- _WRITTEN PROBLEM_: Collect all lines from the listing that include the string "norvég".

* Begin RECORDS SUPPLIED *

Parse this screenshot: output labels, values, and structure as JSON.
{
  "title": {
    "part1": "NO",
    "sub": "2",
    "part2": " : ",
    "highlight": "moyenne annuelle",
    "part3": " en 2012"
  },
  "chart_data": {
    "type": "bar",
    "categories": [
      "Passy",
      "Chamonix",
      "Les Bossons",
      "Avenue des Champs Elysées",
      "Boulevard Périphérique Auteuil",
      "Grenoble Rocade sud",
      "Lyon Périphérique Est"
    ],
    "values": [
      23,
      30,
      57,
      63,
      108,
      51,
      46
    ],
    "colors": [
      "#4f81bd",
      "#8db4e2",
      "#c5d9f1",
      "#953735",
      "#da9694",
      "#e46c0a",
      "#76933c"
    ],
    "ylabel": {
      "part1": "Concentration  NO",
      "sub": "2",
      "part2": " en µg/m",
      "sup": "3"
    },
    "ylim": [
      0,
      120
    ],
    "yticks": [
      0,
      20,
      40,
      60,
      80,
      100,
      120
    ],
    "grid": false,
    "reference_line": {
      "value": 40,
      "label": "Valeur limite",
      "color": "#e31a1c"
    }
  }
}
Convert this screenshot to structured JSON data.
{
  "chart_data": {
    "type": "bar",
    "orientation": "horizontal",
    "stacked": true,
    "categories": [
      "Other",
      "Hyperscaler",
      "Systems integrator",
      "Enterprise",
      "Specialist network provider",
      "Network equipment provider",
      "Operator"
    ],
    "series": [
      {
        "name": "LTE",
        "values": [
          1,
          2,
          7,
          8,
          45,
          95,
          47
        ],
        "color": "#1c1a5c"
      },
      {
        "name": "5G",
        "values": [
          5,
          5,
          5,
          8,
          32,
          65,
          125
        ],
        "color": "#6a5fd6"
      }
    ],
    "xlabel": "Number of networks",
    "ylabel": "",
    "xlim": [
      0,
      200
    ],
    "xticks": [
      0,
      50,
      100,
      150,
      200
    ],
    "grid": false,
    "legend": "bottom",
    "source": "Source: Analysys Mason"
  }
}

* End RECORDS SUPPLIED *
* Begin RECORDS SUPPLIED *

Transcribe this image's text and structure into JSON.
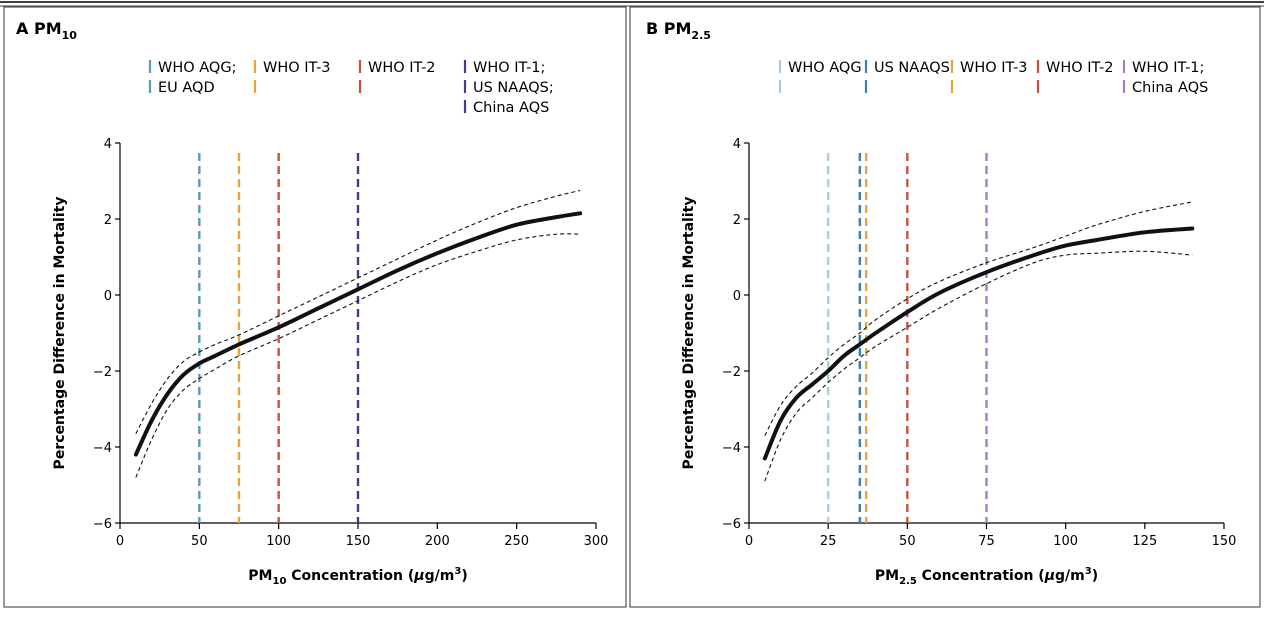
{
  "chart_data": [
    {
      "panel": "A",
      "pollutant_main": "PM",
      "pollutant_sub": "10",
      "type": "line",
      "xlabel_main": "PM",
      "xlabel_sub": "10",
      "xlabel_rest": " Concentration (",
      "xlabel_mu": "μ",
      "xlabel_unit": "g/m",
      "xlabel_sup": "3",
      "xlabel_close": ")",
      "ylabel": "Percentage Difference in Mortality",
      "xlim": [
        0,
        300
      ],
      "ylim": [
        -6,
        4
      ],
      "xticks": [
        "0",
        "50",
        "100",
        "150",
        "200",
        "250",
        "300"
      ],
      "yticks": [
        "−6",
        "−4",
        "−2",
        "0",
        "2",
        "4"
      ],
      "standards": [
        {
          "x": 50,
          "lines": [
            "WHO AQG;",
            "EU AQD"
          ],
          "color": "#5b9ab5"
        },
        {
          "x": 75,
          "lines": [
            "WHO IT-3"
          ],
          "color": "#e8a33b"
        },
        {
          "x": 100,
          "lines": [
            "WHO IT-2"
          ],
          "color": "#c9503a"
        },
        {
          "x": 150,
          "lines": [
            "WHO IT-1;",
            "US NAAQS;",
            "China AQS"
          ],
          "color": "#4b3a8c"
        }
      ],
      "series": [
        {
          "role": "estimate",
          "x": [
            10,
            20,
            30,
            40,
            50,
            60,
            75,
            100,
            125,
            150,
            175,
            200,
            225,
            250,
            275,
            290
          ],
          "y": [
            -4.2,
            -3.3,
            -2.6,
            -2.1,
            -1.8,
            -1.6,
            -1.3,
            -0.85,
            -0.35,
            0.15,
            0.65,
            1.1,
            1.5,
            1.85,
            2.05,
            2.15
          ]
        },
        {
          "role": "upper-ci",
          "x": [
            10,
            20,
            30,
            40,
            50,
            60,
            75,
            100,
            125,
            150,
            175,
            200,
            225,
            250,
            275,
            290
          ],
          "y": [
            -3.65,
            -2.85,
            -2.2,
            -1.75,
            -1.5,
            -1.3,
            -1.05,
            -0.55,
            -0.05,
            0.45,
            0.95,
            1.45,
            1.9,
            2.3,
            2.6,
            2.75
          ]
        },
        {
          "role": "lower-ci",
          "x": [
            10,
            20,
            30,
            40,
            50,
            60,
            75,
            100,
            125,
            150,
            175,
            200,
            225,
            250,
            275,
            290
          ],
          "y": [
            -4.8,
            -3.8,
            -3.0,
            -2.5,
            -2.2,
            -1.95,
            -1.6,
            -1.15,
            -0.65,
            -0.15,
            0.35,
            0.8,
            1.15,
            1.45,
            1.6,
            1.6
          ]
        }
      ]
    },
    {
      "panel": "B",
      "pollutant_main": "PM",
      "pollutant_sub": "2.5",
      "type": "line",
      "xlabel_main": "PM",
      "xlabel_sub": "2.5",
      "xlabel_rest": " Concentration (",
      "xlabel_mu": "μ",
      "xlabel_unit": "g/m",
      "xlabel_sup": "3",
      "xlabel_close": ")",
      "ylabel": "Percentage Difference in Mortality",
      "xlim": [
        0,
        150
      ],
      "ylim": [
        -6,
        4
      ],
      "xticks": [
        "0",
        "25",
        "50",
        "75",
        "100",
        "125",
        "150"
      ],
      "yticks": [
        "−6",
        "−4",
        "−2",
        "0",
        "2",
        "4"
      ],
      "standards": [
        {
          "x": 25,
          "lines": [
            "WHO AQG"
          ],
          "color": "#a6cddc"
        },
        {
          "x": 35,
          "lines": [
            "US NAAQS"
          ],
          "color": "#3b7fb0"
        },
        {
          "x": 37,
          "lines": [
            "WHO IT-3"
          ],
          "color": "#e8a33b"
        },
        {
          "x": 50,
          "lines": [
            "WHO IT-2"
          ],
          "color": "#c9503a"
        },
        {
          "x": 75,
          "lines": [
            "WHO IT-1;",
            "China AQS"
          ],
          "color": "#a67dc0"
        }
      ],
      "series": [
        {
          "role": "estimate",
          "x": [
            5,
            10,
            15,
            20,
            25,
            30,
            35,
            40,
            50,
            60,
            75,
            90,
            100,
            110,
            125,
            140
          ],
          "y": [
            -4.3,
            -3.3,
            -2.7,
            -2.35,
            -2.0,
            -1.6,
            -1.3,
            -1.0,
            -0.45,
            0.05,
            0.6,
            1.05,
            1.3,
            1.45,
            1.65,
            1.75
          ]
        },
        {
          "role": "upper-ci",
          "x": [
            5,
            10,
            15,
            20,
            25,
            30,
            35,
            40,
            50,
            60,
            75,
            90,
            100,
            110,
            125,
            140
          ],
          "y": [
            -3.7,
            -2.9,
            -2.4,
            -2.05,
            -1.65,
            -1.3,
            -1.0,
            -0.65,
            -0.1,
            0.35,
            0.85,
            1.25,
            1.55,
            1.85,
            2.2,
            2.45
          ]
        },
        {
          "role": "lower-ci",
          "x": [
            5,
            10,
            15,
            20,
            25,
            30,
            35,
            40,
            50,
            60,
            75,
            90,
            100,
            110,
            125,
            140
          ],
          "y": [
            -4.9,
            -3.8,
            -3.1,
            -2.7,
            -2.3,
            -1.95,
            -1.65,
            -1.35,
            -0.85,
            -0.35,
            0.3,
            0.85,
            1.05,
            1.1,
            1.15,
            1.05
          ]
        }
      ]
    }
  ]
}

* End RECORDS SUPPLIED *
* Begin RECORDS SUPPLIED *

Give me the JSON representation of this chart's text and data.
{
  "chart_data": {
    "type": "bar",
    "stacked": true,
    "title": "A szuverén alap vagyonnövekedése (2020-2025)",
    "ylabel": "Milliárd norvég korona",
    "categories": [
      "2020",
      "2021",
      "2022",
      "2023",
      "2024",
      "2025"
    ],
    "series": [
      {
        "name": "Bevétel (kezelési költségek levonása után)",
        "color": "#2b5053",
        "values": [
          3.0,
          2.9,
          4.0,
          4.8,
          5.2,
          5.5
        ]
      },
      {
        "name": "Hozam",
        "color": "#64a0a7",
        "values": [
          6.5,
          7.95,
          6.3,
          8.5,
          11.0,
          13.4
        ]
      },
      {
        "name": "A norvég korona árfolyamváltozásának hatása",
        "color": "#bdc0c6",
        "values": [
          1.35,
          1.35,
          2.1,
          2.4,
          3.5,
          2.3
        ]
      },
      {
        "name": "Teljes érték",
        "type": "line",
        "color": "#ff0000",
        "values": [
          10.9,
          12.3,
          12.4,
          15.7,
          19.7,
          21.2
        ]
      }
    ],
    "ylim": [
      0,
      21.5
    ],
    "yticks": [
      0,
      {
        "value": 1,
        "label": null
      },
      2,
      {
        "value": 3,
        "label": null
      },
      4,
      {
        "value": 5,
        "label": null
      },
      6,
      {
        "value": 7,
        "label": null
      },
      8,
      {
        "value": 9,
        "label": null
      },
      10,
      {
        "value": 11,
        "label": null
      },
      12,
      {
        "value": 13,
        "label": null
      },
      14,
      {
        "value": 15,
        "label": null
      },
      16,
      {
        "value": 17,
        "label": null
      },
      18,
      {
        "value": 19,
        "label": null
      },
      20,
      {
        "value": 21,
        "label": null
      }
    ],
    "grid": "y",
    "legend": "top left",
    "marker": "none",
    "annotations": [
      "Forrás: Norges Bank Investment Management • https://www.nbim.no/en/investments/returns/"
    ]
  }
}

* End RECORDS SUPPLIED *

- _FULL OUTPUT_:
    "ylabel": "Milliárd norvég korona",
        "name": "A norvég korona árfolyamváltozásának hatása",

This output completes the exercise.